▸ Exercise requirements: Only a number is wanted: how many lines in the records below contain "classes"?

Records from a data source
* * *

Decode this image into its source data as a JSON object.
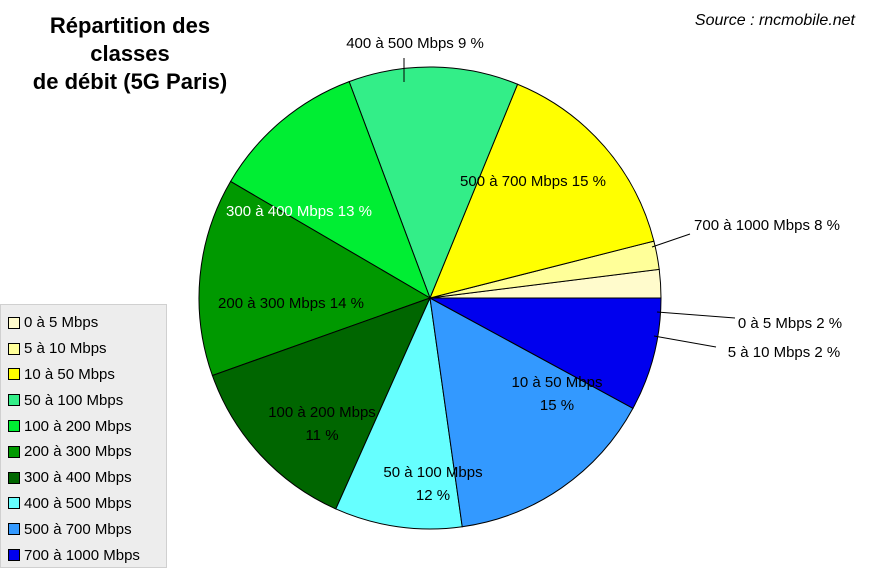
{
  "title_line1": "Répartition des classes",
  "title_line2": "de débit (5G Paris)",
  "source": "Source : rncmobile.net",
  "chart_data": {
    "type": "pie",
    "title": "Répartition des classes de débit (5G Paris)",
    "start": "east, counter-clockwise",
    "slices": [
      {
        "legend": "0 à 5 Mbps",
        "value": 2,
        "color": "#fffbcc",
        "label_lines": [
          "0 à 5 Mbps 2 %"
        ],
        "label_color": "#000000",
        "outside": true
      },
      {
        "legend": "5 à 10 Mbps",
        "value": 2,
        "color": "#ffff99",
        "label_lines": [
          "5 à 10 Mbps  2 %"
        ],
        "label_color": "#000000",
        "outside": true
      },
      {
        "legend": "10 à 50 Mbps",
        "value": 15,
        "color": "#ffff00",
        "label_lines": [
          "10 à 50 Mbps",
          "15 %"
        ],
        "label_color": "#000000",
        "outside": false
      },
      {
        "legend": "50 à 100 Mbps",
        "value": 12,
        "color": "#33ee88",
        "label_lines": [
          "50 à 100 Mbps",
          "12 %"
        ],
        "label_color": "#000000",
        "outside": false
      },
      {
        "legend": "100 à 200 Mbps",
        "value": 11,
        "color": "#00ee33",
        "label_lines": [
          "100 à 200 Mbps",
          "11 %"
        ],
        "label_color": "#000000",
        "outside": false
      },
      {
        "legend": "200 à 300 Mbps",
        "value": 14,
        "color": "#009900",
        "label_lines": [
          "200 à 300 Mbps 14 %"
        ],
        "label_color": "#000000",
        "outside": false
      },
      {
        "legend": "300 à 400 Mbps",
        "value": 13,
        "color": "#006600",
        "label_lines": [
          "300 à 400 Mbps 13 %"
        ],
        "label_color": "#ffffff",
        "outside": false
      },
      {
        "legend": "400 à 500 Mbps",
        "value": 9,
        "color": "#66ffff",
        "label_lines": [
          "400 à 500 Mbps 9 %"
        ],
        "label_color": "#000000",
        "outside": true
      },
      {
        "legend": "500 à 700 Mbps",
        "value": 15,
        "color": "#3399ff",
        "label_lines": [
          "500 à 700 Mbps 15 %"
        ],
        "label_color": "#000000",
        "outside": false
      },
      {
        "legend": "700 à 1000 Mbps",
        "value": 8,
        "color": "#0000ee",
        "label_lines": [
          "700 à 1000 Mbps  8 %"
        ],
        "label_color": "#000000",
        "outside": true
      }
    ]
  }
}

* * *

▸ Expected output: 2